- **GIVEN TASK**:
Show each line from the listing that includes the word "color".
:: MATERIAL FOR THIS EXERCISE
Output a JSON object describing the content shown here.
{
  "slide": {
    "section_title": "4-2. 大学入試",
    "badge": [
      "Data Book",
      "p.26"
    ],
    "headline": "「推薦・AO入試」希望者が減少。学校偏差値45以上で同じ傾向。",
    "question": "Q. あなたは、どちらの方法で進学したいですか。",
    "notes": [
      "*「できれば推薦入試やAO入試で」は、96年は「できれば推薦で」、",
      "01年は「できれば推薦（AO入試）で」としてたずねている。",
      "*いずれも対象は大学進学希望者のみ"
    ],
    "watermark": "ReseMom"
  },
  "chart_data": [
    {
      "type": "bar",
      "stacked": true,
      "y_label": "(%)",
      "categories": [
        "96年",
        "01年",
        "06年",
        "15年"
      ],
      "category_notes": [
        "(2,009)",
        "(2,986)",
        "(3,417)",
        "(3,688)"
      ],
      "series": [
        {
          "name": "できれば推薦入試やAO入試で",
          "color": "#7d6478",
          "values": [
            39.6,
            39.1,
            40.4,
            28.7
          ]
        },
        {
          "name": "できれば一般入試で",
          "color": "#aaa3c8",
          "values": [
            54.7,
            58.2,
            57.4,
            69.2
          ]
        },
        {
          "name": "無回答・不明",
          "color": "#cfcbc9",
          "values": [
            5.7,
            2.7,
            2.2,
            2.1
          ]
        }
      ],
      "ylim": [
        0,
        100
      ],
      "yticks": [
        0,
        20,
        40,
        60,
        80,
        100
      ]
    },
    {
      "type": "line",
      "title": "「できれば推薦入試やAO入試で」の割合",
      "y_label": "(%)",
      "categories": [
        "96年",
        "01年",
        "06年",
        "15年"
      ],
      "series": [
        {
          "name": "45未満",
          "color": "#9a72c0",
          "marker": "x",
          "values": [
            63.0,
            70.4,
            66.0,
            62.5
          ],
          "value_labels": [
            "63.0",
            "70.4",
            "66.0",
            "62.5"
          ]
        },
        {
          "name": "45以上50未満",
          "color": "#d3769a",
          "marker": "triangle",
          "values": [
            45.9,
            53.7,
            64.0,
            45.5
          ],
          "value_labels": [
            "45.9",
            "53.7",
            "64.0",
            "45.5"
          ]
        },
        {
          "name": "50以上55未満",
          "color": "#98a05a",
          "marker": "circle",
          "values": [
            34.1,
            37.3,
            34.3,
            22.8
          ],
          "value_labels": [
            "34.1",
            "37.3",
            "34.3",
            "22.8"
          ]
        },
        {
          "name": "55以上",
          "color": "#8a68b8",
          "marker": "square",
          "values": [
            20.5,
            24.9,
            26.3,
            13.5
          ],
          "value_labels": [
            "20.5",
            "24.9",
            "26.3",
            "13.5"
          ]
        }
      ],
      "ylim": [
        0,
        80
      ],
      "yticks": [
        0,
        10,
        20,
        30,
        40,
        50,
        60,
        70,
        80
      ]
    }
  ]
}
::::
:: MATERIAL FOR THIS EXERCISE
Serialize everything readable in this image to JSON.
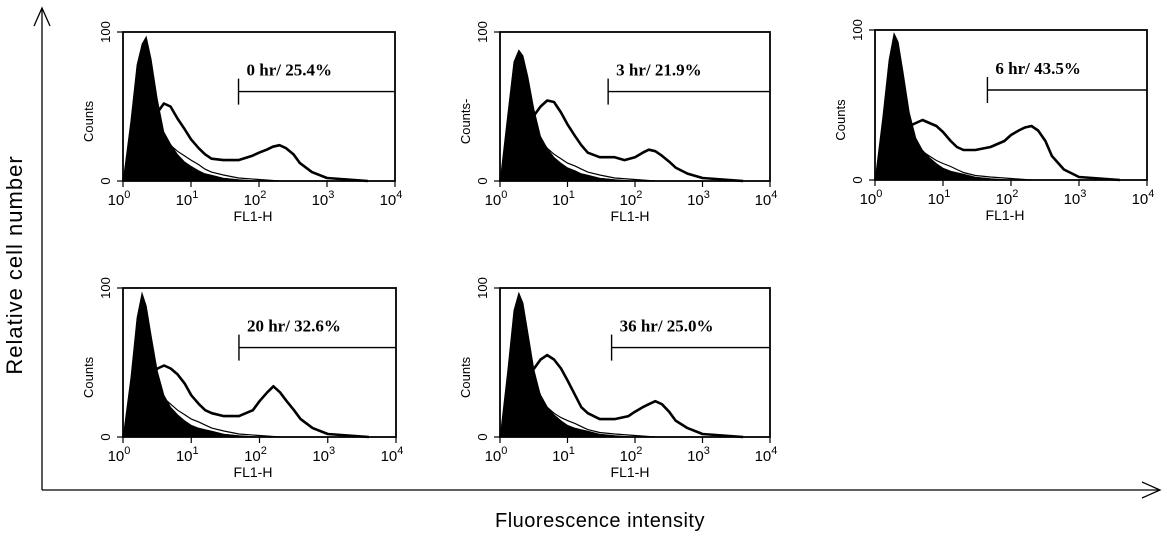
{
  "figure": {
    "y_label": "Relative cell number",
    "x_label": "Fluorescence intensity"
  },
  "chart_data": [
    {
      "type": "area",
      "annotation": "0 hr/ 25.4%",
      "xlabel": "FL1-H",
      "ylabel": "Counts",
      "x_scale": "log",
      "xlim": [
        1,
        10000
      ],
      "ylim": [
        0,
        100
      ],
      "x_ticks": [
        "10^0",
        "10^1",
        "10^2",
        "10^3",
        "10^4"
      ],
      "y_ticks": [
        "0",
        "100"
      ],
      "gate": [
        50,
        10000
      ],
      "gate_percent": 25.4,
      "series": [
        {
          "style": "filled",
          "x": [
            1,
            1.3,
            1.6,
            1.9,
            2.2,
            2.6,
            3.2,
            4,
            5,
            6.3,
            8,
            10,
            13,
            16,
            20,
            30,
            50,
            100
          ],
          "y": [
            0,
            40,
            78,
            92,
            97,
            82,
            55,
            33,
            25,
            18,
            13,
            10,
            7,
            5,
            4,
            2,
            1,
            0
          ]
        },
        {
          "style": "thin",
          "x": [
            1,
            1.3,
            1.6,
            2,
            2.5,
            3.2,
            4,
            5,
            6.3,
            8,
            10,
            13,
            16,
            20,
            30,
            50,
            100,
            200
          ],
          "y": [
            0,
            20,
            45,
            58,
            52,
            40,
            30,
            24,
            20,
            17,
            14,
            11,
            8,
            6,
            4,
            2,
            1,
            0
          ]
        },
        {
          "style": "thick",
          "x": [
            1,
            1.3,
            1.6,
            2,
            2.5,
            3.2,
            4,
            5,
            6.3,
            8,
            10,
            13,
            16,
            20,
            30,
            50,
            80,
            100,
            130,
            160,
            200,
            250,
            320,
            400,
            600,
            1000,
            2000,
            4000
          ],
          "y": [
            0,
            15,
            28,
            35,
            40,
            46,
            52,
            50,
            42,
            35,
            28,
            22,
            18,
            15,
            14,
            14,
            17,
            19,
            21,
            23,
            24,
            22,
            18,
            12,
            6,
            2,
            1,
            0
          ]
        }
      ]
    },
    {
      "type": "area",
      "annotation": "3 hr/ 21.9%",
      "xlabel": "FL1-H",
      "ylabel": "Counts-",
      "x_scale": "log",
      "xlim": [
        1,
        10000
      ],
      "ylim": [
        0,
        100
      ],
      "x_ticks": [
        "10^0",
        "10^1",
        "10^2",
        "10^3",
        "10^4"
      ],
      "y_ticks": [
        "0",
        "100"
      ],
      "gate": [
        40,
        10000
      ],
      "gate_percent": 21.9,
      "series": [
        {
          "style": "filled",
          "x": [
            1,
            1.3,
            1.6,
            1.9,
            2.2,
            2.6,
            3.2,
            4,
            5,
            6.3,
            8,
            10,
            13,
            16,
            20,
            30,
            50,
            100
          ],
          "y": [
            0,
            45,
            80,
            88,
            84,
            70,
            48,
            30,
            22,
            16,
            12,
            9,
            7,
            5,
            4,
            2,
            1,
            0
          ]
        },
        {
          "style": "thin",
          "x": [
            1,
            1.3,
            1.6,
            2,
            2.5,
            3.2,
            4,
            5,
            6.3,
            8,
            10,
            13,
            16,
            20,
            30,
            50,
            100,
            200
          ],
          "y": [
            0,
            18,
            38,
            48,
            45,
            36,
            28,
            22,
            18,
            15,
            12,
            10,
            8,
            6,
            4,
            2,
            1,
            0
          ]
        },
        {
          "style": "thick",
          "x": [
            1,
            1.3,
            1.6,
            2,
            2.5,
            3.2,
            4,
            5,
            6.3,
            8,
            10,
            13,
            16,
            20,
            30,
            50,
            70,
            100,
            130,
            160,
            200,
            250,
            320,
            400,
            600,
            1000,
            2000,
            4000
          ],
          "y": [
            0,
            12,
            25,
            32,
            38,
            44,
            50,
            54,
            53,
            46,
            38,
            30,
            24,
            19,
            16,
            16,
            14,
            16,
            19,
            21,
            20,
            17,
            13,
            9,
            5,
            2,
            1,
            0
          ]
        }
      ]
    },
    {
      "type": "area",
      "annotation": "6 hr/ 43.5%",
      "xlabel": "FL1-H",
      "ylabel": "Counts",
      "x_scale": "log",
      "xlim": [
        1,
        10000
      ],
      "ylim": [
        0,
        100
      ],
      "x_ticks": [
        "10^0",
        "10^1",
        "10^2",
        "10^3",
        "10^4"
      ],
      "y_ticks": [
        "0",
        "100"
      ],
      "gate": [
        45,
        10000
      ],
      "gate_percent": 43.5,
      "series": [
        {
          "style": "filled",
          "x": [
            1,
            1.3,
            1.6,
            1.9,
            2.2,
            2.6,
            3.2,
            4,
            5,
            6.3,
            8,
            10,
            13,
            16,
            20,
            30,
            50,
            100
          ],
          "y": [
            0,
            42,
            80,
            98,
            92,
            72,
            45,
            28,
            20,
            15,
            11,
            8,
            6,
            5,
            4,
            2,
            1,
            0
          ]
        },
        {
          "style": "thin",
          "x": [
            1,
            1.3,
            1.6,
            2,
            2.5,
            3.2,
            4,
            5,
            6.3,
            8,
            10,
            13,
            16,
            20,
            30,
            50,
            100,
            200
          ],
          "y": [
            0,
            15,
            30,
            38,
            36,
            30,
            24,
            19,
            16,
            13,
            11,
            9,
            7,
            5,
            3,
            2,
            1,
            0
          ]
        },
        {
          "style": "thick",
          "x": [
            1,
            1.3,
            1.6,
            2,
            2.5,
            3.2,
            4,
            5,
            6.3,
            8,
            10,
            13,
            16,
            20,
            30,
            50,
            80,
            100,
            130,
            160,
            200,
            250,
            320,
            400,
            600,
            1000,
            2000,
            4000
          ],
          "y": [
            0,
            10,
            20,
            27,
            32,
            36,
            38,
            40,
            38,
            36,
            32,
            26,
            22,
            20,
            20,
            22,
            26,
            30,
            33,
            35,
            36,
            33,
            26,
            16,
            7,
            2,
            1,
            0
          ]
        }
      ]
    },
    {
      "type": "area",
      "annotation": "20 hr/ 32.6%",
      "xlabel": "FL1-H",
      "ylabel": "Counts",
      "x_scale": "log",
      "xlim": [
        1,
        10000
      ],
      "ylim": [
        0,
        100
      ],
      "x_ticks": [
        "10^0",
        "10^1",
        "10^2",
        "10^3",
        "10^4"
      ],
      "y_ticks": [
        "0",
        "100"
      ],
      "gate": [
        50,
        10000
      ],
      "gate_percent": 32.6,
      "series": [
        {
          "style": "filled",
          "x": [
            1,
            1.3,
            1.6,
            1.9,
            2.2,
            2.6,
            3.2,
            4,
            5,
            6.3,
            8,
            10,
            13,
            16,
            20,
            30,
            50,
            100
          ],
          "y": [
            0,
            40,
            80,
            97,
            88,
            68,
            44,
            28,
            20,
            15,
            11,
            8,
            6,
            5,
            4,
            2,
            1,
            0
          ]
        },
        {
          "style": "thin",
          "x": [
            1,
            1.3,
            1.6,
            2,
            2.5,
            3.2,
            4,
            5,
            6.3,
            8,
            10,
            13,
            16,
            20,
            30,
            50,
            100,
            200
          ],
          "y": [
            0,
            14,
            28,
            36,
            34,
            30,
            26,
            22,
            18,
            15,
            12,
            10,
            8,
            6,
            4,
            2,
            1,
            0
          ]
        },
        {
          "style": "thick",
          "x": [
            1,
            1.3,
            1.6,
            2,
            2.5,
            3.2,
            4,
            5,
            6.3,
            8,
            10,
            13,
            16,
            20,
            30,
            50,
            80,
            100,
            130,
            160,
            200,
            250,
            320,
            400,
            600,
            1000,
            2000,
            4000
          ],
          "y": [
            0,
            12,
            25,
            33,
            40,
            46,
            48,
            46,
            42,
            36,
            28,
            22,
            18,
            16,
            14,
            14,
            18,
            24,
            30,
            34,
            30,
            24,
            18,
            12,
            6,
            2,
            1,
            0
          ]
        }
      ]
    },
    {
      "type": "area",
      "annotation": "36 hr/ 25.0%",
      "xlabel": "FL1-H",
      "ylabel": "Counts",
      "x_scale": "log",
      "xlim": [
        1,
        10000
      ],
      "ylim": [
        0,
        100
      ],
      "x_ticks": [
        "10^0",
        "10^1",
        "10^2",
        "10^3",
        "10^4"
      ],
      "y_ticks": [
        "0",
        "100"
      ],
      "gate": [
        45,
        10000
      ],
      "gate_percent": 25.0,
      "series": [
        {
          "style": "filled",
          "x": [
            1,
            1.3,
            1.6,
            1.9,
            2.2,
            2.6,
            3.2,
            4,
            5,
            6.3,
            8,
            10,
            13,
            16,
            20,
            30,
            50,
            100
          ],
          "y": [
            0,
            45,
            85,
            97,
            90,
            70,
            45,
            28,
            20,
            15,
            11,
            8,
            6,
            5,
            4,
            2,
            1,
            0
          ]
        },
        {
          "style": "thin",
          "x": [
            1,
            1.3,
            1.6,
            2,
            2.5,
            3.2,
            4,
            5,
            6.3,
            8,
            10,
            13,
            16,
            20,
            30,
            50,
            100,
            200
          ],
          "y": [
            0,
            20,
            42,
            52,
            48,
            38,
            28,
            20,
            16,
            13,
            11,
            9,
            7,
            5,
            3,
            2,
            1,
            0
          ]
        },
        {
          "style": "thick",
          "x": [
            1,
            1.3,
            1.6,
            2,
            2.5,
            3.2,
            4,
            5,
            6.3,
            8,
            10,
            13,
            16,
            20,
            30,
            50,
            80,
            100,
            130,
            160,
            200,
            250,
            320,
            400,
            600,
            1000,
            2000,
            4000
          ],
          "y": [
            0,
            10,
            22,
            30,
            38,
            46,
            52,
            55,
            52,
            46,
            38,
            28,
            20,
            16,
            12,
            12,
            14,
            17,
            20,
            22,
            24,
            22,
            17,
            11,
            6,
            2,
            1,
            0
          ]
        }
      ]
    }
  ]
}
::::
- **SOLUTION TO THIS TASK**:
          "color": "#7d6478",
          "color": "#aaa3c8",
          "color": "#cfcbc9",
          "color": "#9a72c0",
          "color": "#d3769a",
          "color": "#98a05a",
          "color": "#8a68b8",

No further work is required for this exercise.